§ **Task requirements**:
Lines holding the string "right" are the ones to copy from this listing.

..........

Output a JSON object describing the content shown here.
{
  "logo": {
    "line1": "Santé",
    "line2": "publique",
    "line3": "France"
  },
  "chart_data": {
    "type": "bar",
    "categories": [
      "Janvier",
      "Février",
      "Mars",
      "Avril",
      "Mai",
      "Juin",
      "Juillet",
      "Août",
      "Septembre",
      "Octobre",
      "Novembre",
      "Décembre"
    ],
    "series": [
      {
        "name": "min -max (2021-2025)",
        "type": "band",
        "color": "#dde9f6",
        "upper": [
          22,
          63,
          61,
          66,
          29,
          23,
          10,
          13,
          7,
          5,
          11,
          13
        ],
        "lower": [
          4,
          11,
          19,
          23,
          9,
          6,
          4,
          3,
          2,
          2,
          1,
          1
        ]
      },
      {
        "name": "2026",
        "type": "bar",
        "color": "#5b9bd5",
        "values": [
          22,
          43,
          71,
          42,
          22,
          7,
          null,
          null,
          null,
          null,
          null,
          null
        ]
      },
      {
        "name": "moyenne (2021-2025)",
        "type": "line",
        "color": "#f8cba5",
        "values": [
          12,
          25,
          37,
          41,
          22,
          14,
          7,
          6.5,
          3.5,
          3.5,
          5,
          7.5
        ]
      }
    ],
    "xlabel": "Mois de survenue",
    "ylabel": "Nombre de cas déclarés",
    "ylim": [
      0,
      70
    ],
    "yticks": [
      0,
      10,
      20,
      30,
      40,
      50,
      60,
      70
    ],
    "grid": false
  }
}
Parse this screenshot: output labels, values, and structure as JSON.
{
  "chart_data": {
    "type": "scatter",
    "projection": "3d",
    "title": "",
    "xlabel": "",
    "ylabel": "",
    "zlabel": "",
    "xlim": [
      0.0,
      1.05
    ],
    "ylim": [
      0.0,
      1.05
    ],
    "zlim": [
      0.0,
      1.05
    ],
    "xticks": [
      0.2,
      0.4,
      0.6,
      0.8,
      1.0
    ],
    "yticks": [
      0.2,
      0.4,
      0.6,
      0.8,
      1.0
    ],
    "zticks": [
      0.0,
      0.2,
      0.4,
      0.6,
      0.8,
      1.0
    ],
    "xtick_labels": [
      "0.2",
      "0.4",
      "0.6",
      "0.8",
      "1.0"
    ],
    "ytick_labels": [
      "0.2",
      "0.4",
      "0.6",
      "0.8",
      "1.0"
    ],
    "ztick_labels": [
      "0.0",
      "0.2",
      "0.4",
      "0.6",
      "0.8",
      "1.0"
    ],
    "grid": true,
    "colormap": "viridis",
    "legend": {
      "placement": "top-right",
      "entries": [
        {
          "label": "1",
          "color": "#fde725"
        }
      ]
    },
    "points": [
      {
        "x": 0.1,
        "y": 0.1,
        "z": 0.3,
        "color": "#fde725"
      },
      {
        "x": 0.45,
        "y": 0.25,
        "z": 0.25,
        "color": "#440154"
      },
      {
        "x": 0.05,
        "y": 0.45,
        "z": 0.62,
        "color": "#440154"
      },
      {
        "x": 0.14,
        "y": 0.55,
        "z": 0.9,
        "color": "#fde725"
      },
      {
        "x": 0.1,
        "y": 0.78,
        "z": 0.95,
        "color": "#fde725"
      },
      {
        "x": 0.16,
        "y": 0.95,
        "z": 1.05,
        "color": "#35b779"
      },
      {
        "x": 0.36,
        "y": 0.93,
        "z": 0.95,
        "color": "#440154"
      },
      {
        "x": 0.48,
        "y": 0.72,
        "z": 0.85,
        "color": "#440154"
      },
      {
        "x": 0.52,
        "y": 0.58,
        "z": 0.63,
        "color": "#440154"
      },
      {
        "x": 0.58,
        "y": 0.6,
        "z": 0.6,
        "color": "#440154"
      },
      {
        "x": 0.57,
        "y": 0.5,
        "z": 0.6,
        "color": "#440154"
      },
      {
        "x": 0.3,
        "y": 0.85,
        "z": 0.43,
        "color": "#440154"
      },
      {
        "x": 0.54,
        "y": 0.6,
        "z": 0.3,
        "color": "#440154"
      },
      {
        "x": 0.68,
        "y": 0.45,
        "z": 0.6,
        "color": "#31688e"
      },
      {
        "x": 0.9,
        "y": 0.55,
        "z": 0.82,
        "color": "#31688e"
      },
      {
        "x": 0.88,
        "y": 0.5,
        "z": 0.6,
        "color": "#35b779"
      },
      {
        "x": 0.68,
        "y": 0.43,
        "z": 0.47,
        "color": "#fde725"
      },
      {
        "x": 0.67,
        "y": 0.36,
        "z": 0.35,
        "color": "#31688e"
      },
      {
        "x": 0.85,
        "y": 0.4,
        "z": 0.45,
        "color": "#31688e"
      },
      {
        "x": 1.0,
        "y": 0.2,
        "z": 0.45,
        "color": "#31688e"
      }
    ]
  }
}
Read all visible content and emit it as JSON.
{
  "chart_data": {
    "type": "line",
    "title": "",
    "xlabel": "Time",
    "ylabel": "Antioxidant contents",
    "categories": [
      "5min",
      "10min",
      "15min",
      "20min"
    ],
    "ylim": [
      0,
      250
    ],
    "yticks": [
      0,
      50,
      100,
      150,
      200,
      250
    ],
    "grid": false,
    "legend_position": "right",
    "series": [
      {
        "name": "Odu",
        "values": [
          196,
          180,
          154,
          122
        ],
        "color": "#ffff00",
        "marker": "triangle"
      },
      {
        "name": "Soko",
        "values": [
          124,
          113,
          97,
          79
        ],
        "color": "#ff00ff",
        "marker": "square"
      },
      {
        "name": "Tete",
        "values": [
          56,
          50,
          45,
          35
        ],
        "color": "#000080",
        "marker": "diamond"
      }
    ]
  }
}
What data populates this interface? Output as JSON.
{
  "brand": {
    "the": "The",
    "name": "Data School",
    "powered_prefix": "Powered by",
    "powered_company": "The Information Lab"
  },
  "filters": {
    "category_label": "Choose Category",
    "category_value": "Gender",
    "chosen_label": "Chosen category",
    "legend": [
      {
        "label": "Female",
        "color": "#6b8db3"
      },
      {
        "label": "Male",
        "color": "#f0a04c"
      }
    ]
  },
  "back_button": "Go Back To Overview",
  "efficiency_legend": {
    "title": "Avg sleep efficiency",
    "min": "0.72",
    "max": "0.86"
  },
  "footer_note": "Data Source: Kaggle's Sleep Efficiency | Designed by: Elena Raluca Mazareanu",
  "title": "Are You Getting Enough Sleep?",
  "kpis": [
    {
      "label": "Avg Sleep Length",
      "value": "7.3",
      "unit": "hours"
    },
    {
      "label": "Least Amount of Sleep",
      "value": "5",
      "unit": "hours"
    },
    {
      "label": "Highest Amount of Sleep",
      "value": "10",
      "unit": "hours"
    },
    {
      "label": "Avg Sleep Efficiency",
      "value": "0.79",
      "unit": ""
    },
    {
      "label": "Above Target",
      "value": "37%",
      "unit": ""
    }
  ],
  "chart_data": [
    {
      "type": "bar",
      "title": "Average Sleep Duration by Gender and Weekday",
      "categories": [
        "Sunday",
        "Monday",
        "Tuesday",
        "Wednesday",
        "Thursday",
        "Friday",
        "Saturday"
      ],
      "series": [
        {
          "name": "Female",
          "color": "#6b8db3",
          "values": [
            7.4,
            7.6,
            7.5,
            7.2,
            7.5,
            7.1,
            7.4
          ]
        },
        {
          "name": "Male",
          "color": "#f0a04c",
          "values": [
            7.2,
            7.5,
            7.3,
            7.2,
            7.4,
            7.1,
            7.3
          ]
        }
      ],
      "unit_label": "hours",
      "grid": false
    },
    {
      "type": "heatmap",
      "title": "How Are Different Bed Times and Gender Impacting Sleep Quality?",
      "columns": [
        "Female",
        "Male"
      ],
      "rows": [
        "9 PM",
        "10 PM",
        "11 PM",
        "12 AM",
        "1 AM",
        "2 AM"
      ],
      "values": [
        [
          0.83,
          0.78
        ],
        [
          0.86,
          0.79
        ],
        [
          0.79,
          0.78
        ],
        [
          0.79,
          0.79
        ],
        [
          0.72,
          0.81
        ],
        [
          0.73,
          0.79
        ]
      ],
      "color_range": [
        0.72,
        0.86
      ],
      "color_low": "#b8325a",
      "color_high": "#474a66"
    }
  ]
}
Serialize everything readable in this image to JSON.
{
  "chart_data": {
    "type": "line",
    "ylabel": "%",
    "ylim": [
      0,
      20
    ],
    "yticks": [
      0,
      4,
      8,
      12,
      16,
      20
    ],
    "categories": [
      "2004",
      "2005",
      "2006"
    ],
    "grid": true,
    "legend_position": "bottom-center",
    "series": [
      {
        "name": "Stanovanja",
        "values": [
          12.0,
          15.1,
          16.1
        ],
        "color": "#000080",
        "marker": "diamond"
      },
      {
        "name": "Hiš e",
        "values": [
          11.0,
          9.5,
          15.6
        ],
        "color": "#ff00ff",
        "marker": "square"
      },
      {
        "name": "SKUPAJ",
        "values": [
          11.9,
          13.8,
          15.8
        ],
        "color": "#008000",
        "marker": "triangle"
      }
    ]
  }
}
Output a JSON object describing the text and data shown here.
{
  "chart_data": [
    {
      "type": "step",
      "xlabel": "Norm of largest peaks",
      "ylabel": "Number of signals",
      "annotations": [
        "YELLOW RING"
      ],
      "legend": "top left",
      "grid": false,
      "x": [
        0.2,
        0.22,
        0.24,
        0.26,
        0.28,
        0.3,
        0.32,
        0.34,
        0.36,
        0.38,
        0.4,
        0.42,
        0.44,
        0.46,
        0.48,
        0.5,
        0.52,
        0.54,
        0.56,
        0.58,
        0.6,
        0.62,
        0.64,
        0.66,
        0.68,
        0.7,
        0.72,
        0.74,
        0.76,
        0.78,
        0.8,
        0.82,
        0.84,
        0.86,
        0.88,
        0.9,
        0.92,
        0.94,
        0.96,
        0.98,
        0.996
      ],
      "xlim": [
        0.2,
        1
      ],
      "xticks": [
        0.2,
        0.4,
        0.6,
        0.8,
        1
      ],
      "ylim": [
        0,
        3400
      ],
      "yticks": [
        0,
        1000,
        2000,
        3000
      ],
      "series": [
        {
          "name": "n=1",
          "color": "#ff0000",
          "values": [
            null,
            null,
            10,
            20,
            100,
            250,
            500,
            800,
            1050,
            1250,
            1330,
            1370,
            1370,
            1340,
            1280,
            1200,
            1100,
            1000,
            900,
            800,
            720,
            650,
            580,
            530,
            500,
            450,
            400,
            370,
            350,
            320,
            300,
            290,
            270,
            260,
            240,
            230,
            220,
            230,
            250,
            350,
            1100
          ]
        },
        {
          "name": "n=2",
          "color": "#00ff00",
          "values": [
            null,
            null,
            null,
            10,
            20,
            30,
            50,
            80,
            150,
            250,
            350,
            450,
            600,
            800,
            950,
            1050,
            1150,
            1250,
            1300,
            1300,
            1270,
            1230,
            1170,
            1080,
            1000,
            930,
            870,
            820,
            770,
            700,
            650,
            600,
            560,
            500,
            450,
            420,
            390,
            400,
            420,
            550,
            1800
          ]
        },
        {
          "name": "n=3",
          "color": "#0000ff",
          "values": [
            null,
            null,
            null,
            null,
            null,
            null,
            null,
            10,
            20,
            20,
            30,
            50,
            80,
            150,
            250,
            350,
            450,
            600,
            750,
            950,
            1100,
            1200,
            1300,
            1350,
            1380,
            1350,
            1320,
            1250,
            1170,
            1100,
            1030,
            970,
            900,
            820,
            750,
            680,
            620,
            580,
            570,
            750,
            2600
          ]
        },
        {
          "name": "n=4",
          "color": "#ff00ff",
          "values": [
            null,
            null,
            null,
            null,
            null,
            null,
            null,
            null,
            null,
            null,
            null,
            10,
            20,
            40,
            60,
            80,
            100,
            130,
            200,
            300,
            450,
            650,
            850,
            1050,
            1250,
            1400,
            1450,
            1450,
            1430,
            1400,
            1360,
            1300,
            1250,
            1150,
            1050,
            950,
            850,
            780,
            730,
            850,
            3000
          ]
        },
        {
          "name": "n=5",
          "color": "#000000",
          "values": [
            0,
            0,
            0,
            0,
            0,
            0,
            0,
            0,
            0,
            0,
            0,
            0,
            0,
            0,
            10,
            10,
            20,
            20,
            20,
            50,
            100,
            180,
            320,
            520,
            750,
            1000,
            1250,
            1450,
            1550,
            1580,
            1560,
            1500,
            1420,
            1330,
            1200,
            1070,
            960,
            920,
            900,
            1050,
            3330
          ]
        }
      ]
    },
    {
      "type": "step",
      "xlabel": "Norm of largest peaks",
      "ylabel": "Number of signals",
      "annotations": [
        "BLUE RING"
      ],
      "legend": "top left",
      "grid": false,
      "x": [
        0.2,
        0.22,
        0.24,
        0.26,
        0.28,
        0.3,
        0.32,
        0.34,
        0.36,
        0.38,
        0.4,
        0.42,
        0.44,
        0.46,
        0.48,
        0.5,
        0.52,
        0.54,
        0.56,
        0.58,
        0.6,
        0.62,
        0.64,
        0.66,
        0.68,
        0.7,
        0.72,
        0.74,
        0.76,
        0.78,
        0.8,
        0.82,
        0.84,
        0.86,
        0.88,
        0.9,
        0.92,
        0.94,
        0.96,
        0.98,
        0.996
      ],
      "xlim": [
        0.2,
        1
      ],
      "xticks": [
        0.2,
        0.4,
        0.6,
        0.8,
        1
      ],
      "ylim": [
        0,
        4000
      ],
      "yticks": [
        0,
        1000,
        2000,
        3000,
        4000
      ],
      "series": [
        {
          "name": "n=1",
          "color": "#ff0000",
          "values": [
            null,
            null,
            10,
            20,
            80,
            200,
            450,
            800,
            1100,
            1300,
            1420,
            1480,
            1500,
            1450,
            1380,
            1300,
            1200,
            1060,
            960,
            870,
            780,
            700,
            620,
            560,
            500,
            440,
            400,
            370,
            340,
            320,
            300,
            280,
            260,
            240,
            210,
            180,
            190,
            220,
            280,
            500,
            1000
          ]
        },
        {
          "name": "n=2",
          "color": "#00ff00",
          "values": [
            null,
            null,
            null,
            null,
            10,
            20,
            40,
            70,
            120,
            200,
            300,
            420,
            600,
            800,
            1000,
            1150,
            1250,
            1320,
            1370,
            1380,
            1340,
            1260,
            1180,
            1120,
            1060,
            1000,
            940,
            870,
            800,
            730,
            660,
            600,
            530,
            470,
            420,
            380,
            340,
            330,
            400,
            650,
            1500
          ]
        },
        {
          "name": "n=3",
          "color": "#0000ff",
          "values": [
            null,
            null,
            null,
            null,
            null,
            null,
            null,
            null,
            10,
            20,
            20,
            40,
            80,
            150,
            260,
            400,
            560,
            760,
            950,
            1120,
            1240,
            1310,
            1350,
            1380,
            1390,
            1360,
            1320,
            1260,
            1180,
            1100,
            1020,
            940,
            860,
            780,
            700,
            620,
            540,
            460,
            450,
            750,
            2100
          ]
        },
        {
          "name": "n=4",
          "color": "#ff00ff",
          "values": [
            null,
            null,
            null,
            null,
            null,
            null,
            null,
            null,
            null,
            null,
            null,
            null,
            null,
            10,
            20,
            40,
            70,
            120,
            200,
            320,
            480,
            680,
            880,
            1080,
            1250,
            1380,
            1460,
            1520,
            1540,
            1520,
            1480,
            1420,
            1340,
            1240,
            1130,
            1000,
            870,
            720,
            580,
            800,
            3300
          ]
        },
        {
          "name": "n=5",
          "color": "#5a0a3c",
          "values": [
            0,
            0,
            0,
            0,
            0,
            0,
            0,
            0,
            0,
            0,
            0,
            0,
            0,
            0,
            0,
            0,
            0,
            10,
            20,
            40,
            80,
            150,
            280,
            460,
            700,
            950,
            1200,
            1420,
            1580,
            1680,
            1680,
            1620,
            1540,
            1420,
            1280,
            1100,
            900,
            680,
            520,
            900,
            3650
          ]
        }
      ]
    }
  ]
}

..........

§ **Task response**:
      "placement": "top-right",
    "legend_position": "right",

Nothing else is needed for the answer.